- **PROBLEM SET**:
1. In the BMJ piece on audit, what training post does the author hold?
2. According to the BMJ piece on audit, why did the author's recent audit turn out suboptimal?
3. Copy the BMJ piece on audit starting at "Thuvaraka Ware argues" and ending at "CV building exercise.", substituting "appraisal" for "revalidation".

- **EXTRACT TO READ**:
------------------------------------------------------------

Intended for healthcare professionals


Audit should be more than e-portfolio fodder

BMJ 2016; 353 doi: (Published 04 May 2016) Cite this as: BMJ 2016;353:i2311
  1. Thuvaraka Ware, year three specialty trainee in general practice
  1. Parliament Hill Medical Centre, London
  1. thuvaraka.ware{at}


Thuvaraka Ware argues that, to be effective, audit should be borne out of need and intrigue

As doctors, we are trained to follow orders. We learn our pathology, complete our assessment forms, and prepare for the annual review of competence progression or revalidation. Audit may sometimes feel like just another box ticking, CV building exercise.

How did the thirst for discovery and the creative spark we all had as medical students get channelled into these rigid pathways simply for training purposes? This is something I experienced recently when I conducted an audit based solely on updated guidelines, not on clinical interest or need. As a consequence, my patients could sense my ambivalence and apathy. The implementation of change—and thus the audit cycle as a whole—was rendered suboptimal.

As Iona Heath predicted, words such as “imagination, wonder, and courage” are slowly disappearing from the healthcare professionals’ vocabulary to be replaced by words like “regulation, inspection, and competition.”1

It might be time to take stock and consider both the original role of audit—as a tool for improving clinical practice—and the fact that the clinician is more than the sum of their e-portfolio. Bringing a part of ourselves—our interests and opinions—to areas like clinical governance can humanise and transform an often esoteric process.

Understanding audit and the purpose of re-audit is a necessary part of personal reflection, refining practice, and evaluating healthcare systems.2 But completing the cycle is only meaningful if it is based on something practical, relevant to our patients and our work, and led by curiosity.

Importantly, an effective audit is borne out of need: after something goes wrong, requires improvement, or evaluation. Performing this process while investing in an area of personal intrigue—the “I wonder why this is happening” philosophy—can be a catalyst for real innovation. This belief and commitment will be visible to patients and other members of the team which in turn can make the execution, reach, and impact of the audit more significant.

------------------------------------------------------------

- **DATA RECORDS**:
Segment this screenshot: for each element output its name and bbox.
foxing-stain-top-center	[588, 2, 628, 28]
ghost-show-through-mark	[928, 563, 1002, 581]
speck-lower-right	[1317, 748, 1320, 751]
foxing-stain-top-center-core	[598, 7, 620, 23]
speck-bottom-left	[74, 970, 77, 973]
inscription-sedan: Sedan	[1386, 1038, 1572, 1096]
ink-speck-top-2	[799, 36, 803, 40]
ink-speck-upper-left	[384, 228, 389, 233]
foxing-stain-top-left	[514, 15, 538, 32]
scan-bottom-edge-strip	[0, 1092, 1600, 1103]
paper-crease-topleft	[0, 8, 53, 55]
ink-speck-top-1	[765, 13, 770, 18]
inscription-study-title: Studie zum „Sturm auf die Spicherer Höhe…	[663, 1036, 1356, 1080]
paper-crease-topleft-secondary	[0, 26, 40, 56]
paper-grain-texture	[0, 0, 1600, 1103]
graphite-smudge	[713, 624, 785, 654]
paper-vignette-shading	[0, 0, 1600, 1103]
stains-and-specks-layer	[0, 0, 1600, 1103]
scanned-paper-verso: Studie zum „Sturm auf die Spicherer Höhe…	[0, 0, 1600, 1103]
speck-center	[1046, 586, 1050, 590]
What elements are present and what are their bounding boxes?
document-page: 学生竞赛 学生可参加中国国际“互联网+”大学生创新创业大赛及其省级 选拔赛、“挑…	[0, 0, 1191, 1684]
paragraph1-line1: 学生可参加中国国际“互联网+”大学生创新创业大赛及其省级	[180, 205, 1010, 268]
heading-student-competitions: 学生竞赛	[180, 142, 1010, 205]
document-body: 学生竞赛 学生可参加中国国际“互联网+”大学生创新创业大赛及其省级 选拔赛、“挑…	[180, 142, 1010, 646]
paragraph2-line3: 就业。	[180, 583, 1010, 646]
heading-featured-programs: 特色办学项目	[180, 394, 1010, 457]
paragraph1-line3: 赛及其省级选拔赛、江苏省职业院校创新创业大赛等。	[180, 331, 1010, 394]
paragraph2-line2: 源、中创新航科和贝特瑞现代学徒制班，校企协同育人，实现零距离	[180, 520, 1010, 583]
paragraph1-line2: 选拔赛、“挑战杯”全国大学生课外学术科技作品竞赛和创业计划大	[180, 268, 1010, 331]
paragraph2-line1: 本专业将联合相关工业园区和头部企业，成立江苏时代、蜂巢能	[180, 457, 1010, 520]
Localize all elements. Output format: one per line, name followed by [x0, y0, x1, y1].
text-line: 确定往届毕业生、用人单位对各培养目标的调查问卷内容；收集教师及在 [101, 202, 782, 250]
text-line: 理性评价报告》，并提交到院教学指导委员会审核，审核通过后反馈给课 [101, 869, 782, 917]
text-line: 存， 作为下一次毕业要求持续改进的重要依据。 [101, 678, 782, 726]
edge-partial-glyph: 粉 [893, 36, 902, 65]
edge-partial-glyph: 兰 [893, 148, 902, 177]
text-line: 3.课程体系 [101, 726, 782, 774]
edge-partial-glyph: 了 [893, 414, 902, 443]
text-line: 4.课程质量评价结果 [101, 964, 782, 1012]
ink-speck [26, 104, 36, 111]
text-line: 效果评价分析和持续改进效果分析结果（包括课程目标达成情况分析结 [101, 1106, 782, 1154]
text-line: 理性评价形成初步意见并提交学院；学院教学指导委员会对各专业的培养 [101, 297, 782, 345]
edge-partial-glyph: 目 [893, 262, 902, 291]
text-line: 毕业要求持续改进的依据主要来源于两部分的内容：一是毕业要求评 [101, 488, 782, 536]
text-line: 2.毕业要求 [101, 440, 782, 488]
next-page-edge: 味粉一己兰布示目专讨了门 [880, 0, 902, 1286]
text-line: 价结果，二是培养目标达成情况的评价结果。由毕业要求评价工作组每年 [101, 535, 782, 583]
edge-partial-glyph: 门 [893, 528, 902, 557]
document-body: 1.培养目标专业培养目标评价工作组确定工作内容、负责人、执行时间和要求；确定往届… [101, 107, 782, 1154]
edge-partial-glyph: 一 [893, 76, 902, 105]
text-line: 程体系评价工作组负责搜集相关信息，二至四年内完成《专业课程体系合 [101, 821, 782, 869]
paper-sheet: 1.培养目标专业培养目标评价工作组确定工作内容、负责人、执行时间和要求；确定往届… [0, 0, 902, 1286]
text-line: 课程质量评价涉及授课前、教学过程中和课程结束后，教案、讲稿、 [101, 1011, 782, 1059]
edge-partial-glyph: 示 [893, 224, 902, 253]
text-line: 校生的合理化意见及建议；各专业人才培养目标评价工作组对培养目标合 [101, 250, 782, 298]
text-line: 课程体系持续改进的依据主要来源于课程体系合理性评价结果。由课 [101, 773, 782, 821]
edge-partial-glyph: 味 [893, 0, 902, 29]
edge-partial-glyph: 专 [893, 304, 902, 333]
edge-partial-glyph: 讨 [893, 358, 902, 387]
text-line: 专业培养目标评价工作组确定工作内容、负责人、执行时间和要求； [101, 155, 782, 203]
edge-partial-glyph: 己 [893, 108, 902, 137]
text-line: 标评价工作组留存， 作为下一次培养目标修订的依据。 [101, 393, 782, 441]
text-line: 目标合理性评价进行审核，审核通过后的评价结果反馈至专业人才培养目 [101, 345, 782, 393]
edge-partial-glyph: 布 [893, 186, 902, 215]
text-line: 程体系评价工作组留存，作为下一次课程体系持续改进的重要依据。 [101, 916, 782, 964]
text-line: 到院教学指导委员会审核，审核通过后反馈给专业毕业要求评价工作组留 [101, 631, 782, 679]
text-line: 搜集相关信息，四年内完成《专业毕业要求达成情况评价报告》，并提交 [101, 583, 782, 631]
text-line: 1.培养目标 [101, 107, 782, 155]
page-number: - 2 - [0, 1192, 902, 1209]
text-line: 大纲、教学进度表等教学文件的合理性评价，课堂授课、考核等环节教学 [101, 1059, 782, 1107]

------------------------------------------------------------

- **ANSWERS FOR THIS EXERCISE**:
1. Year three specialty trainee in general practice.

2. The author based the audit only on updated guidelines, not on clinical interest or need. Patients could sense the author's ambivalence and apathy, so the implementation of change, and with it the whole audit cycle, was suboptimal.

3.
Thuvaraka Ware argues that, to be effective, audit should be borne out of need and intrigue

As doctors, we are trained to follow orders. We learn our pathology, complete our assessment forms, and prepare for the annual review of competence progression or appraisal. Audit may sometimes feel like just another box ticking, CV building exercise.